● **Dataset excerpt**
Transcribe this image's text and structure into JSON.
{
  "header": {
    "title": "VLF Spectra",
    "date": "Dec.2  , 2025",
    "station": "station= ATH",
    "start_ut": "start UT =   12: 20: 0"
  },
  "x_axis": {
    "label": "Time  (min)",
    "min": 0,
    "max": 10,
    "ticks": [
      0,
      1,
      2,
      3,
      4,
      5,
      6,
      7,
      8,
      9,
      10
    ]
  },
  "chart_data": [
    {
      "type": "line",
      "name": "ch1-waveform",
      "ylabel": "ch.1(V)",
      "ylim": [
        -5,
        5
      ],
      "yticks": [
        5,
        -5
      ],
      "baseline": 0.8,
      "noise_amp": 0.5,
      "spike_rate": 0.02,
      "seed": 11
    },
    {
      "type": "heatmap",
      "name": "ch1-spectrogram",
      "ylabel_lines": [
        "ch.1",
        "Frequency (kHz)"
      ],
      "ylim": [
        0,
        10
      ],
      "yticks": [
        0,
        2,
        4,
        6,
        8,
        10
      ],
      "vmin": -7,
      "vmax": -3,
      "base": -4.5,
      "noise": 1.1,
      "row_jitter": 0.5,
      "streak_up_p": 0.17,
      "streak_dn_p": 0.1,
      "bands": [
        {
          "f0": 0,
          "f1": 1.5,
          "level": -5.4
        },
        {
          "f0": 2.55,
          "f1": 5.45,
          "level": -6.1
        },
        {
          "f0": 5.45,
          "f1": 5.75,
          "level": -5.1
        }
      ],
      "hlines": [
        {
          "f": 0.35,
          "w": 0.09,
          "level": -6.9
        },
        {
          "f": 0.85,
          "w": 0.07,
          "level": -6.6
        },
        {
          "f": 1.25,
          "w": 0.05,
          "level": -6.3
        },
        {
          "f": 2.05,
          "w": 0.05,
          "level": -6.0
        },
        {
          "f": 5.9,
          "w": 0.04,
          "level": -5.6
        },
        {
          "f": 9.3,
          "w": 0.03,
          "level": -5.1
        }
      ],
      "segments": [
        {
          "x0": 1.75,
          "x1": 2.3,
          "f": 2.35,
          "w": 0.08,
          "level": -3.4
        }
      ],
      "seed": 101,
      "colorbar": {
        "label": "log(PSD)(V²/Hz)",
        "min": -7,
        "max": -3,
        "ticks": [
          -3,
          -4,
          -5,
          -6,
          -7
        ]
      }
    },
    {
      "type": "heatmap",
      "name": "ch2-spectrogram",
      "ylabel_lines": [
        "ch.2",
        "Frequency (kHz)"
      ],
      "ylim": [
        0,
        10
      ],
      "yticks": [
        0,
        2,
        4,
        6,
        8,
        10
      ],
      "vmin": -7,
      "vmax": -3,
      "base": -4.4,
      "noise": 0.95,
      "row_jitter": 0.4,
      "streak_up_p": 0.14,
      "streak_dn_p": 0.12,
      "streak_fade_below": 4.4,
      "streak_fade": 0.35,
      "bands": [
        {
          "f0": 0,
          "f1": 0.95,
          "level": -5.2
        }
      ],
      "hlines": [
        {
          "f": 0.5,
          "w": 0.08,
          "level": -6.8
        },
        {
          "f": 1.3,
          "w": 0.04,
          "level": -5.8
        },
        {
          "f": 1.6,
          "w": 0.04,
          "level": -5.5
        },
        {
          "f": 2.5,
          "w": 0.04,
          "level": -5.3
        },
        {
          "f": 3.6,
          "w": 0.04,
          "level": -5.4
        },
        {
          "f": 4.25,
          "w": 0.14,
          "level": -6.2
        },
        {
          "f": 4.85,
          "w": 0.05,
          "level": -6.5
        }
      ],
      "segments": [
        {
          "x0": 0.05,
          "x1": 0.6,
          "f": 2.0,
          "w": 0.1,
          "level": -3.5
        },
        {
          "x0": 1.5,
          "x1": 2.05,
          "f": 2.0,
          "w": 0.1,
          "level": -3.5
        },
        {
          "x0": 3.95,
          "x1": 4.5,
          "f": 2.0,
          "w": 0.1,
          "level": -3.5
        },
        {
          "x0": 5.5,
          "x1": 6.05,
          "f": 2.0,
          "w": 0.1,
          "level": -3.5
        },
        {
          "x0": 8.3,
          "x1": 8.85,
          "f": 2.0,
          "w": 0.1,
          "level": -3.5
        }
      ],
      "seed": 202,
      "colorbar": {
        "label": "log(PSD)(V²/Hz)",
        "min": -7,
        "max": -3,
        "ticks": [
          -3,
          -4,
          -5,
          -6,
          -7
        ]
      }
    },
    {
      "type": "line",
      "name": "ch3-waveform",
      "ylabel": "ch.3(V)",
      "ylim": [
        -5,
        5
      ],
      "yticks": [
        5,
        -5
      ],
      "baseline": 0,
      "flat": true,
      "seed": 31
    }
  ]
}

● **Short problem**
How many lines in the records above hold the word "name"? Give only the number.

● **Output of the task**
4